**TASK BRIEF**
Transcribe every line of the listing below without any deviation.

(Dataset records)
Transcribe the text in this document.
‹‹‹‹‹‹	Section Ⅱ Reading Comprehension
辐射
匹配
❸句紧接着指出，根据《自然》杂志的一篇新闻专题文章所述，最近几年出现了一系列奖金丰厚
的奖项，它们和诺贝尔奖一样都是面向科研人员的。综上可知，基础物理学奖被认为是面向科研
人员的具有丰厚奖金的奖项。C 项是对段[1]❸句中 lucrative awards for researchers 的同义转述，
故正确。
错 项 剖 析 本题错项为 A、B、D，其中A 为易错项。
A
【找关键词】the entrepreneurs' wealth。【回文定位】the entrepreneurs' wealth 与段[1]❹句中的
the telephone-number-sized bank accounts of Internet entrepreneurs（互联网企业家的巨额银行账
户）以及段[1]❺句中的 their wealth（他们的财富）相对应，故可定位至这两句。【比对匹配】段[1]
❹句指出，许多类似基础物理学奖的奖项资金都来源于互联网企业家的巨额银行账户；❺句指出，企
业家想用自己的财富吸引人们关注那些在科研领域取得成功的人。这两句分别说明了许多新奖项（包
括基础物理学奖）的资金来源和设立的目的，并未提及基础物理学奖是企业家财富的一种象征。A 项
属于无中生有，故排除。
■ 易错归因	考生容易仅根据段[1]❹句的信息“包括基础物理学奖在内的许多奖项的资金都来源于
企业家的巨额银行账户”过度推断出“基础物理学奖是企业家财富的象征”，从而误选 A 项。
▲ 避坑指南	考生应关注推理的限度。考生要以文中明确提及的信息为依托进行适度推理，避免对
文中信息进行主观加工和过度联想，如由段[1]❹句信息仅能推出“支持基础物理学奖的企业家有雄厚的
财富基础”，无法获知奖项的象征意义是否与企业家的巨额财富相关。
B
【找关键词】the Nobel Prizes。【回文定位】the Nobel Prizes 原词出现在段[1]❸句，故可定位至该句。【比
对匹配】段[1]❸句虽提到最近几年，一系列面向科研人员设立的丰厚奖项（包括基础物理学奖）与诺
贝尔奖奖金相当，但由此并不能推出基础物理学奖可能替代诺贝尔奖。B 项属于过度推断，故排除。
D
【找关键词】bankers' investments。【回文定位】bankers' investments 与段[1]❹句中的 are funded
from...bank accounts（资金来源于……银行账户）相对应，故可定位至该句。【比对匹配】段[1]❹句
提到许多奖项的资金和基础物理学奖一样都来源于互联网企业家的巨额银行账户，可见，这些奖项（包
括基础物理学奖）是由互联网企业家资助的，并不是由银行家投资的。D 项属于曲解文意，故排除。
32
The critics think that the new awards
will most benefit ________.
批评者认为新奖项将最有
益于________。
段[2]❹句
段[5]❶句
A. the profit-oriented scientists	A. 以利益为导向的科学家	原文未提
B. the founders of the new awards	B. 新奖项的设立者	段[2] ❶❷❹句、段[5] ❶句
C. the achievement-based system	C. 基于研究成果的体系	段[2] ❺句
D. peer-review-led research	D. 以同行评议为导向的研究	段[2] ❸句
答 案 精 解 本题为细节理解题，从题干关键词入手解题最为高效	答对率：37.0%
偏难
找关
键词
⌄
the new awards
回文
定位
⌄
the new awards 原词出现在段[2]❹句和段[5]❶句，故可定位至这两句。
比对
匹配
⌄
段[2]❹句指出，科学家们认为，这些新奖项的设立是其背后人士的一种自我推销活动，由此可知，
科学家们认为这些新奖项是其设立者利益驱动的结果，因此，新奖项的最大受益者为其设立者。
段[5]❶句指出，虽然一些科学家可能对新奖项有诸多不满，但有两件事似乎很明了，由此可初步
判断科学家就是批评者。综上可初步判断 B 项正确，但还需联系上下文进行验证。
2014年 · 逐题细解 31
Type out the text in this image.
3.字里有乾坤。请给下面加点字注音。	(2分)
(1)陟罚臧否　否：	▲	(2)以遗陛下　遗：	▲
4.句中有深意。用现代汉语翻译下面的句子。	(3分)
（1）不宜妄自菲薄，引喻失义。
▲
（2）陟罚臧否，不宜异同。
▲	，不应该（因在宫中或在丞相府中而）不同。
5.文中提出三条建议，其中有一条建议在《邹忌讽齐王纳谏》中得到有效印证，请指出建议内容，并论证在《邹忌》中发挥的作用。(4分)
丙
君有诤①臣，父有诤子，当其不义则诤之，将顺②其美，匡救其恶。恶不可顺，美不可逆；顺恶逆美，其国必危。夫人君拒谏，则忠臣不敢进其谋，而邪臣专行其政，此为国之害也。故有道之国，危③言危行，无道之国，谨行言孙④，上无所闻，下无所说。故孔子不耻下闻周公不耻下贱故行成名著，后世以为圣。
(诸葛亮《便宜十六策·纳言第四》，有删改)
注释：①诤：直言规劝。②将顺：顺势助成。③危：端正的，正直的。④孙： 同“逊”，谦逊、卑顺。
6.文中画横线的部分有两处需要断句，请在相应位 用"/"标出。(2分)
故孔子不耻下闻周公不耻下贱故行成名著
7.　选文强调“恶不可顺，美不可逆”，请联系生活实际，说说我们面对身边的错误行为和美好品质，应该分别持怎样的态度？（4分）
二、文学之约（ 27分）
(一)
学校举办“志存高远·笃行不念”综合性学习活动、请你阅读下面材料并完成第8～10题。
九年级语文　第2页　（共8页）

**SOLUTION**
Transcribe the text in this document.
‹‹‹‹‹‹	Section Ⅱ Reading Comprehension
辐射
匹配
❸句紧接着指出，根据《自然》杂志的一篇新闻专题文章所述，最近几年出现了一系列奖金丰厚
的奖项，它们和诺贝尔奖一样都是面向科研人员的。综上可知，基础物理学奖被认为是面向科研
人员的具有丰厚奖金的奖项。C 项是对段[1]❸句中 lucrative awards for researchers 的同义转述，
故正确。
错 项 剖 析 本题错项为 A、B、D，其中A 为易错项。
A
【找关键词】the entrepreneurs' wealth。【回文定位】the entrepreneurs' wealth 与段[1]❹句中的
the telephone-number-sized bank accounts of Internet entrepreneurs（互联网企业家的巨额银行账
户）以及段[1]❺句中的 their wealth（他们的财富）相对应，故可定位至这两句。【比对匹配】段[1]
❹句指出，许多类似基础物理学奖的奖项资金都来源于互联网企业家的巨额银行账户；❺句指出，企
业家想用自己的财富吸引人们关注那些在科研领域取得成功的人。这两句分别说明了许多新奖项（包
括基础物理学奖）的资金来源和设立的目的，并未提及基础物理学奖是企业家财富的一种象征。A 项
属于无中生有，故排除。
■ 易错归因	考生容易仅根据段[1]❹句的信息“包括基础物理学奖在内的许多奖项的资金都来源于
企业家的巨额银行账户”过度推断出“基础物理学奖是企业家财富的象征”，从而误选 A 项。
▲ 避坑指南	考生应关注推理的限度。考生要以文中明确提及的信息为依托进行适度推理，避免对
文中信息进行主观加工和过度联想，如由段[1]❹句信息仅能推出“支持基础物理学奖的企业家有雄厚的
财富基础”，无法获知奖项的象征意义是否与企业家的巨额财富相关。
B
【找关键词】the Nobel Prizes。【回文定位】the Nobel Prizes 原词出现在段[1]❸句，故可定位至该句。【比
对匹配】段[1]❸句虽提到最近几年，一系列面向科研人员设立的丰厚奖项（包括基础物理学奖）与诺
贝尔奖奖金相当，但由此并不能推出基础物理学奖可能替代诺贝尔奖。B 项属于过度推断，故排除。
D
【找关键词】bankers' investments。【回文定位】bankers' investments 与段[1]❹句中的 are funded
from...bank accounts（资金来源于……银行账户）相对应，故可定位至该句。【比对匹配】段[1]❹句
提到许多奖项的资金和基础物理学奖一样都来源于互联网企业家的巨额银行账户，可见，这些奖项（包
括基础物理学奖）是由互联网企业家资助的，并不是由银行家投资的。D 项属于曲解文意，故排除。
32
The critics think that the new awards
will most benefit ________.
批评者认为新奖项将最有
益于________。
段[2]❹句
段[5]❶句
A. the profit-oriented scientists	A. 以利益为导向的科学家	原文未提
B. the founders of the new awards	B. 新奖项的设立者	段[2] ❶❷❹句、段[5] ❶句
C. the achievement-based system	C. 基于研究成果的体系	段[2] ❺句
D. peer-review-led research	D. 以同行评议为导向的研究	段[2] ❸句
答 案 精 解 本题为细节理解题，从题干关键词入手解题最为高效	答对率：37.0%
偏难
找关
键词
⌄
the new awards
回文
定位
⌄
the new awards 原词出现在段[2]❹句和段[5]❶句，故可定位至这两句。
比对
匹配
⌄
段[2]❹句指出，科学家们认为，这些新奖项的设立是其背后人士的一种自我推销活动，由此可知，
科学家们认为这些新奖项是其设立者利益驱动的结果，因此，新奖项的最大受益者为其设立者。
段[5]❶句指出，虽然一些科学家可能对新奖项有诸多不满，但有两件事似乎很明了，由此可初步
判断科学家就是批评者。综上可初步判断 B 项正确，但还需联系上下文进行验证。
2014年 · 逐题细解 31
Type out the text in this image.
3.字里有乾坤。请给下面加点字注音。	(2分)
(1)陟罚臧否　否：	▲	(2)以遗陛下　遗：	▲
4.句中有深意。用现代汉语翻译下面的句子。	(3分)
（1）不宜妄自菲薄，引喻失义。
▲
（2）陟罚臧否，不宜异同。
▲	，不应该（因在宫中或在丞相府中而）不同。
5.文中提出三条建议，其中有一条建议在《邹忌讽齐王纳谏》中得到有效印证，请指出建议内容，并论证在《邹忌》中发挥的作用。(4分)
丙
君有诤①臣，父有诤子，当其不义则诤之，将顺②其美，匡救其恶。恶不可顺，美不可逆；顺恶逆美，其国必危。夫人君拒谏，则忠臣不敢进其谋，而邪臣专行其政，此为国之害也。故有道之国，危③言危行，无道之国，谨行言孙④，上无所闻，下无所说。故孔子不耻下闻周公不耻下贱故行成名著，后世以为圣。
(诸葛亮《便宜十六策·纳言第四》，有删改)
注释：①诤：直言规劝。②将顺：顺势助成。③危：端正的，正直的。④孙： 同“逊”，谦逊、卑顺。
6.文中画横线的部分有两处需要断句，请在相应位 用"/"标出。(2分)
故孔子不耻下闻周公不耻下贱故行成名著
7.　选文强调“恶不可顺，美不可逆”，请联系生活实际，说说我们面对身边的错误行为和美好品质，应该分别持怎样的态度？（4分）
二、文学之约（ 27分）
(一)
学校举办“志存高远·笃行不念”综合性学习活动、请你阅读下面材料并完成第8～10题。
九年级语文　第2页　（共8页）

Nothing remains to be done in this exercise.